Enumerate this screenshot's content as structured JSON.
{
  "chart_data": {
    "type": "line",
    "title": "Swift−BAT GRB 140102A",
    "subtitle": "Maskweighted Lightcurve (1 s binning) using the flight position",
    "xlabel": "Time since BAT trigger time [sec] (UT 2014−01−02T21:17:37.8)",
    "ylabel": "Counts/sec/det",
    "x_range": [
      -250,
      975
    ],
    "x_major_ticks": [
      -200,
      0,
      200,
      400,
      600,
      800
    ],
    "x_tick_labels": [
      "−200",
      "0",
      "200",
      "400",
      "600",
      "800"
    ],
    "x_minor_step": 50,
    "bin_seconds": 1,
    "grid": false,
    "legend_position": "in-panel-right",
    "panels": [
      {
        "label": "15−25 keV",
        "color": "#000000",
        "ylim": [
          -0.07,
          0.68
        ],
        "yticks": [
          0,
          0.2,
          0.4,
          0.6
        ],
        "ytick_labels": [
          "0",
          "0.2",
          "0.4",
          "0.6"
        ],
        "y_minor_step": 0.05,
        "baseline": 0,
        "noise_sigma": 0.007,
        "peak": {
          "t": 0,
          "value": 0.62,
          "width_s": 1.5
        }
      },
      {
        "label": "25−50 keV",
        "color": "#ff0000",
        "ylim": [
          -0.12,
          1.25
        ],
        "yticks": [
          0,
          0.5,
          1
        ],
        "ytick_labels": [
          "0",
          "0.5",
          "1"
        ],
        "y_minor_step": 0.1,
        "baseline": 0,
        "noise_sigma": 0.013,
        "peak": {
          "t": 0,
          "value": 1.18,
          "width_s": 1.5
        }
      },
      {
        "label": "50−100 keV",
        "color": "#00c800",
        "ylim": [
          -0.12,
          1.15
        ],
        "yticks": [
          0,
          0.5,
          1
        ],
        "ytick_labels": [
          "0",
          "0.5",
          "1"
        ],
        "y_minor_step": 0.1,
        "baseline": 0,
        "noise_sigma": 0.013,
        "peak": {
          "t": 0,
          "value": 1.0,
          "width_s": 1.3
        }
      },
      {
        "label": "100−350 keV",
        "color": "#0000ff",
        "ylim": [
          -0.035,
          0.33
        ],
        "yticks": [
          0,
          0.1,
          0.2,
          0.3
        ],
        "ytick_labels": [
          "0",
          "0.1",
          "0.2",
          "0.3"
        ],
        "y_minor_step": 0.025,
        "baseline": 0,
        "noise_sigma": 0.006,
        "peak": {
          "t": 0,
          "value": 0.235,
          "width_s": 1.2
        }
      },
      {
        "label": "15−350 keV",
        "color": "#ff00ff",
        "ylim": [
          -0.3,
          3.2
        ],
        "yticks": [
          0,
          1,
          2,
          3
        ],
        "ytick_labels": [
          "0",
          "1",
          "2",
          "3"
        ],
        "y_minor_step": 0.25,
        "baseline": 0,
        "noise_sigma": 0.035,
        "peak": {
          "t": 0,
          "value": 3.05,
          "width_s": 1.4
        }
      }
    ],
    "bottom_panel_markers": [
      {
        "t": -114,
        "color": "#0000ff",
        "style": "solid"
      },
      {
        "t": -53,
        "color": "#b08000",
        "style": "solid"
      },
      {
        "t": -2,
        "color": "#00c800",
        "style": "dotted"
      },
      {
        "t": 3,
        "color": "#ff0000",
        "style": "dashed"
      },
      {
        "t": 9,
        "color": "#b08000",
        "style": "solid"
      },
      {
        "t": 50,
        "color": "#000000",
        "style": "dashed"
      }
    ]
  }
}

════

■ **Task instructions**:
Output the records above in their entirety, exactly.

■ **Finished task**:
Enumerate this screenshot's content as structured JSON.
{
  "chart_data": {
    "type": "line",
    "title": "Swift−BAT GRB 140102A",
    "subtitle": "Maskweighted Lightcurve (1 s binning) using the flight position",
    "xlabel": "Time since BAT trigger time [sec] (UT 2014−01−02T21:17:37.8)",
    "ylabel": "Counts/sec/det",
    "x_range": [
      -250,
      975
    ],
    "x_major_ticks": [
      -200,
      0,
      200,
      400,
      600,
      800
    ],
    "x_tick_labels": [
      "−200",
      "0",
      "200",
      "400",
      "600",
      "800"
    ],
    "x_minor_step": 50,
    "bin_seconds": 1,
    "grid": false,
    "legend_position": "in-panel-right",
    "panels": [
      {
        "label": "15−25 keV",
        "color": "#000000",
        "ylim": [
          -0.07,
          0.68
        ],
        "yticks": [
          0,
          0.2,
          0.4,
          0.6
        ],
        "ytick_labels": [
          "0",
          "0.2",
          "0.4",
          "0.6"
        ],
        "y_minor_step": 0.05,
        "baseline": 0,
        "noise_sigma": 0.007,
        "peak": {
          "t": 0,
          "value": 0.62,
          "width_s": 1.5
        }
      },
      {
        "label": "25−50 keV",
        "color": "#ff0000",
        "ylim": [
          -0.12,
          1.25
        ],
        "yticks": [
          0,
          0.5,
          1
        ],
        "ytick_labels": [
          "0",
          "0.5",
          "1"
        ],
        "y_minor_step": 0.1,
        "baseline": 0,
        "noise_sigma": 0.013,
        "peak": {
          "t": 0,
          "value": 1.18,
          "width_s": 1.5
        }
      },
      {
        "label": "50−100 keV",
        "color": "#00c800",
        "ylim": [
          -0.12,
          1.15
        ],
        "yticks": [
          0,
          0.5,
          1
        ],
        "ytick_labels": [
          "0",
          "0.5",
          "1"
        ],
        "y_minor_step": 0.1,
        "baseline": 0,
        "noise_sigma": 0.013,
        "peak": {
          "t": 0,
          "value": 1.0,
          "width_s": 1.3
        }
      },
      {
        "label": "100−350 keV",
        "color": "#0000ff",
        "ylim": [
          -0.035,
          0.33
        ],
        "yticks": [
          0,
          0.1,
          0.2,
          0.3
        ],
        "ytick_labels": [
          "0",
          "0.1",
          "0.2",
          "0.3"
        ],
        "y_minor_step": 0.025,
        "baseline": 0,
        "noise_sigma": 0.006,
        "peak": {
          "t": 0,
          "value": 0.235,
          "width_s": 1.2
        }
      },
      {
        "label": "15−350 keV",
        "color": "#ff00ff",
        "ylim": [
          -0.3,
          3.2
        ],
        "yticks": [
          0,
          1,
          2,
          3
        ],
        "ytick_labels": [
          "0",
          "1",
          "2",
          "3"
        ],
        "y_minor_step": 0.25,
        "baseline": 0,
        "noise_sigma": 0.035,
        "peak": {
          "t": 0,
          "value": 3.05,
          "width_s": 1.4
        }
      }
    ],
    "bottom_panel_markers": [
      {
        "t": -114,
        "color": "#0000ff",
        "style": "solid"
      },
      {
        "t": -53,
        "color": "#b08000",
        "style": "solid"
      },
      {
        "t": -2,
        "color": "#00c800",
        "style": "dotted"
      },
      {
        "t": 3,
        "color": "#ff0000",
        "style": "dashed"
      },
      {
        "t": 9,
        "color": "#b08000",
        "style": "solid"
      },
      {
        "t": 50,
        "color": "#000000",
        "style": "dashed"
      }
    ]
  }
}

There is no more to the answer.